=== Task details ===
Output the material below in its entirety, exactly as given.

=== Rows ===
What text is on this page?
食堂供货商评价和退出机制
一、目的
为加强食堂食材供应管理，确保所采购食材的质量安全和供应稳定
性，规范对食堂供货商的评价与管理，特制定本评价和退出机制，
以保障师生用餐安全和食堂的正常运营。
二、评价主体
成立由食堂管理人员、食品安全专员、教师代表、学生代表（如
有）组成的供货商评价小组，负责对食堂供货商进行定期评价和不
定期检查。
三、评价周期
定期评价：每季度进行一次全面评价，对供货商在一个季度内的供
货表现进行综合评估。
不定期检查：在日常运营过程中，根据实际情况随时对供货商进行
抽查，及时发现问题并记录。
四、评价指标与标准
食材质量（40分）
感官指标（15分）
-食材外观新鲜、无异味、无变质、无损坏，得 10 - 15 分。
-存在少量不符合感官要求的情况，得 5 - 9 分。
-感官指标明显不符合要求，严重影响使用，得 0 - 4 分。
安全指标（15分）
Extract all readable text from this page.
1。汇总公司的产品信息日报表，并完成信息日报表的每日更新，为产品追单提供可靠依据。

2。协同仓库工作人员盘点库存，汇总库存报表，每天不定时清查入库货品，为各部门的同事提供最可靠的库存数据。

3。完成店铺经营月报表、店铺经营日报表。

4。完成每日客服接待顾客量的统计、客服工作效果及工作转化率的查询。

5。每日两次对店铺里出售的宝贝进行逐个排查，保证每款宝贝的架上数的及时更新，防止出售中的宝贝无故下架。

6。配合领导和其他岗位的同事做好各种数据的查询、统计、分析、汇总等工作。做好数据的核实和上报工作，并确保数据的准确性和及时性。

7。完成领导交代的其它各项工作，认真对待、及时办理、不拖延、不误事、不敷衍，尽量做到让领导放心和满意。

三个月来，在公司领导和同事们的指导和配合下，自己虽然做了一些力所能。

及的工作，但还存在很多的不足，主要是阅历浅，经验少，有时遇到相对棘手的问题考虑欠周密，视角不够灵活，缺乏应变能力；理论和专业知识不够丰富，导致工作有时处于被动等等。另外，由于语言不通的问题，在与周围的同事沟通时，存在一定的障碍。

=== Solution for this task ===
What text is on this page?
食堂供货商评价和退出机制
一、目的
为加强食堂食材供应管理，确保所采购食材的质量安全和供应稳定
性，规范对食堂供货商的评价与管理，特制定本评价和退出机制，
以保障师生用餐安全和食堂的正常运营。
二、评价主体
成立由食堂管理人员、食品安全专员、教师代表、学生代表（如
有）组成的供货商评价小组，负责对食堂供货商进行定期评价和不
定期检查。
三、评价周期
定期评价：每季度进行一次全面评价，对供货商在一个季度内的供
货表现进行综合评估。
不定期检查：在日常运营过程中，根据实际情况随时对供货商进行
抽查，及时发现问题并记录。
四、评价指标与标准
食材质量（40分）
感官指标（15分）
-食材外观新鲜、无异味、无变质、无损坏，得 10 - 15 分。
-存在少量不符合感官要求的情况，得 5 - 9 分。
-感官指标明显不符合要求，严重影响使用，得 0 - 4 分。
安全指标（15分）
Extract all readable text from this page.
1。汇总公司的产品信息日报表，并完成信息日报表的每日更新，为产品追单提供可靠依据。

2。协同仓库工作人员盘点库存，汇总库存报表，每天不定时清查入库货品，为各部门的同事提供最可靠的库存数据。

3。完成店铺经营月报表、店铺经营日报表。

4。完成每日客服接待顾客量的统计、客服工作效果及工作转化率的查询。

5。每日两次对店铺里出售的宝贝进行逐个排查，保证每款宝贝的架上数的及时更新，防止出售中的宝贝无故下架。

6。配合领导和其他岗位的同事做好各种数据的查询、统计、分析、汇总等工作。做好数据的核实和上报工作，并确保数据的准确性和及时性。

7。完成领导交代的其它各项工作，认真对待、及时办理、不拖延、不误事、不敷衍，尽量做到让领导放心和满意。

三个月来，在公司领导和同事们的指导和配合下，自己虽然做了一些力所能。

及的工作，但还存在很多的不足，主要是阅历浅，经验少，有时遇到相对棘手的问题考虑欠周密，视角不够灵活，缺乏应变能力；理论和专业知识不够丰富，导致工作有时处于被动等等。另外，由于语言不通的问题，在与周围的同事沟通时，存在一定的障碍。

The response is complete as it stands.